Passage:
____

Without a good log tracking the miles a person uses to generate business – such as when a freelancer drives to meet a client – and separating those trips from personal travel, she says the CRA can disallow all mileage claimed on a person’s taxes. Ms. De Luca says there are great apps to track mileage for freelancers.
“You also want to make sure you’re keeping all of your receipts and records for up to six years,” she says, in case of an audit.
In the template Ms. De Luca gives her clients, she keeps diligent records of when, where and who an expense took place with, as well as what was discussed. Home office space, personal care expenses, travel and professional coaching are other areas Mr. Brulotte says people can be too aggressive in claiming in their taxes. Often, he sees self-employed individuals try to lower their taxes as much as possible by underreporting income and increasing their expenses, but he says there are benefits to reporting income.
“By reporting more income, that gives lenders more confidence to give you loans.”
Another benefit, he says, is income contributes to a person’s Canadian Pension Plan (CPP), which is baked into the tax return for self-employed Canadians.
“CPP is a very low-barrier way to financial planning, in lieu of preparing for retirement in some other way,” Ms. Ho says.

____

Information provided:
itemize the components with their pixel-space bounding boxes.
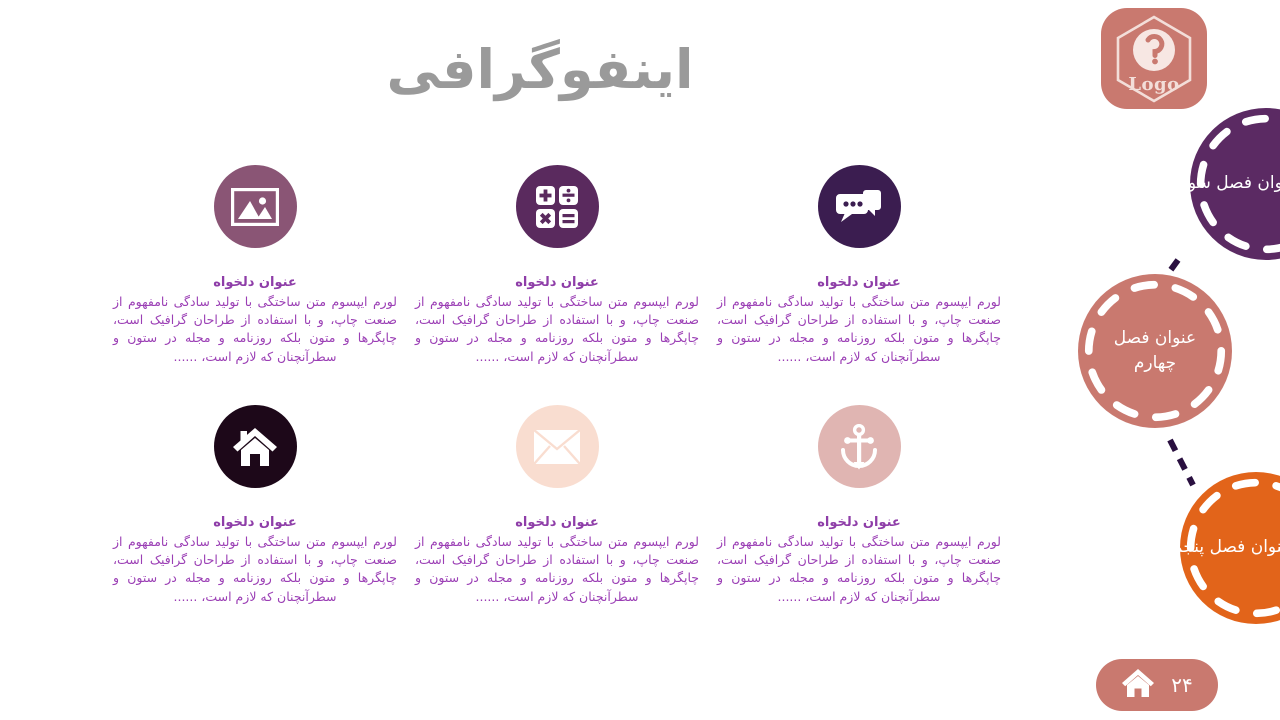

____

Your tasks:
(1) In the passage on self-employed taxes:
(a) What can the CRA do if a person has no good log of business mileage?
(b) For how long should receipts and records be kept?
(c) According to Mr. Brulotte, what does reporting more income give lenders?
(2) Carry on the passage on self-employed taxes from the last sentence shown.
The material shown here is separate from the passage on self-employed taxes.

Response list:
(1)
(a) It can disallow all mileage claimed on the person's taxes.
(b) For up to six years.
(c) More confidence to give you loans.

(2)
Stay organized to audit-proof taxes
Mr. Brulotte reminds any self-employed person who has made more than $30,000 in the past four calendar quarters (or less) to register for GST/HST, which is required by the government, to audit-proof their taxes. He also recommends documenting business expenses through an Excel spreadsheet or free software such as Wave and checking these quarterly.
Freelancers can also open a separate savings account in which they can deposit any GST/HST they collect, or pay the CRA directly through its online payment system every month, which Mr. Brulotte says can relieve a lot of self-employment stress.
“Anyone who is self-employed also wants to make sure they’re saving at least 20 per cent of their income throughout the year,” he says, to pay their income taxes when the time comes.